▶ **GOAL OF THE EXERCISE**: The records below hold pictures; please leave those out and retype the rest exactly.

## START DATASET CONTENT

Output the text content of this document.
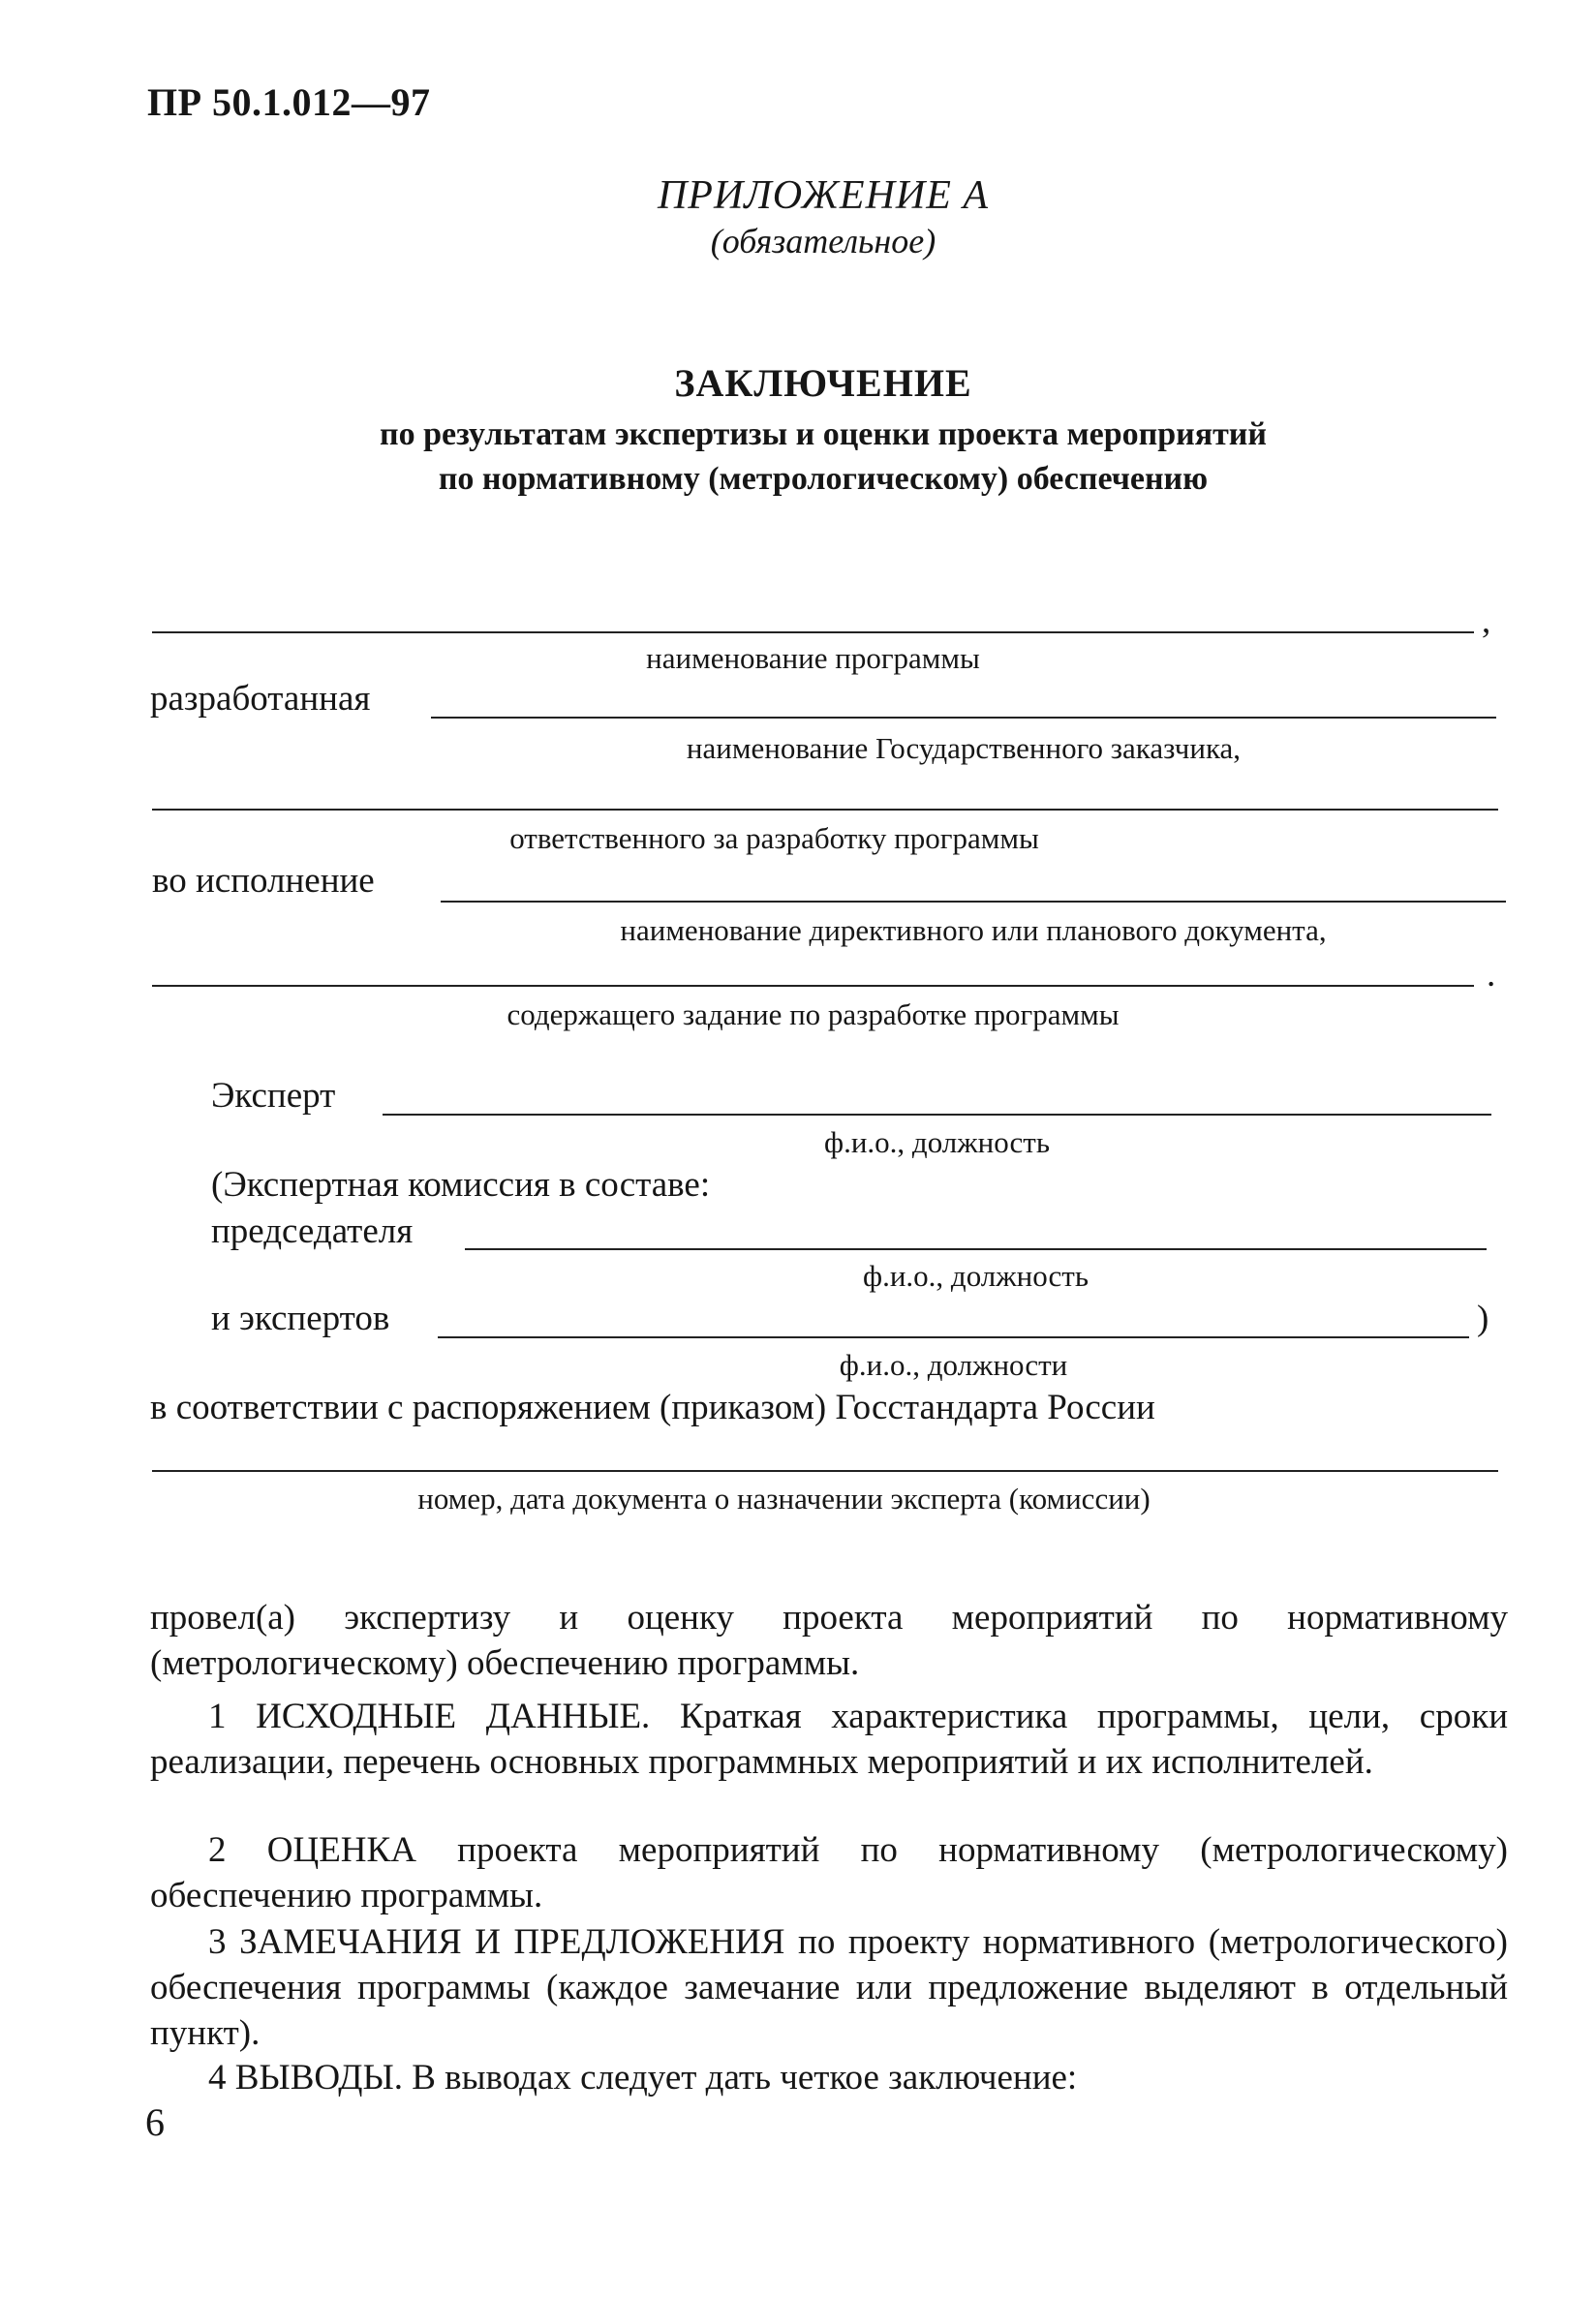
ПР 50.1.012—97

ПРИЛОЖЕНИЕ А

(обязательное)

ЗАКЛЮЧЕНИЕ

по результатам экспертизы и оценки проекта мероприятий

по нормативному (метрологическому) обеспечению

,
наименование программы
разработанная
наименование Государственного заказчика,
ответственного за разработку программы
во исполнение
наименование директивного или планового документа,
.
содержащего задание по разработке программы
Эксперт
ф.и.о., должность
(Экспертная комиссия в составе:
председателя
ф.и.о., должность
и экспертов	)
ф.и.о., должности
в соответствии с распоряжением (приказом) Госстандарта России
номер, дата документа о назначении эксперта (комиссии)

провел(а) экспертизу и оценку проекта мероприятий по нормативному (метрологическому) обеспечению программы.

1 ИСХОДНЫЕ ДАННЫЕ. Краткая характеристика программы, цели, сроки реализации, перечень основных программных мероприятий и их исполнителей.

2 ОЦЕНКА проекта мероприятий по нормативному (метрологическому) обеспечению программы.

3 ЗАМЕЧАНИЯ И ПРЕДЛОЖЕНИЯ по проекту нормативного (метрологического) обеспечения программы (каждое замечание или предложение выделяют в отдельный пункт).

4 ВЫВОДЫ. В выводах следует дать четкое заключение:

6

## END DATASET CONTENT

▶ **TASK SOLUTION**:
Output the text content of this document.
ПР 50.1.012—97

ПРИЛОЖЕНИЕ А

(обязательное)

ЗАКЛЮЧЕНИЕ

по результатам экспертизы и оценки проекта мероприятий

по нормативному (метрологическому) обеспечению

,
наименование программы
разработанная
наименование Государственного заказчика,
ответственного за разработку программы
во исполнение
наименование директивного или планового документа,
.
содержащего задание по разработке программы
Эксперт
ф.и.о., должность
(Экспертная комиссия в составе:
председателя
ф.и.о., должность
и экспертов	)
ф.и.о., должности
в соответствии с распоряжением (приказом) Госстандарта России
номер, дата документа о назначении эксперта (комиссии)

провел(а) экспертизу и оценку проекта мероприятий по нормативному (метрологическому) обеспечению программы.

1 ИСХОДНЫЕ ДАННЫЕ. Краткая характеристика программы, цели, сроки реализации, перечень основных программных мероприятий и их исполнителей.

2 ОЦЕНКА проекта мероприятий по нормативному (метрологическому) обеспечению программы.

3 ЗАМЕЧАНИЯ И ПРЕДЛОЖЕНИЯ по проекту нормативного (метрологического) обеспечения программы (каждое замечание или предложение выделяют в отдельный пункт).

4 ВЫВОДЫ. В выводах следует дать четкое заключение:

6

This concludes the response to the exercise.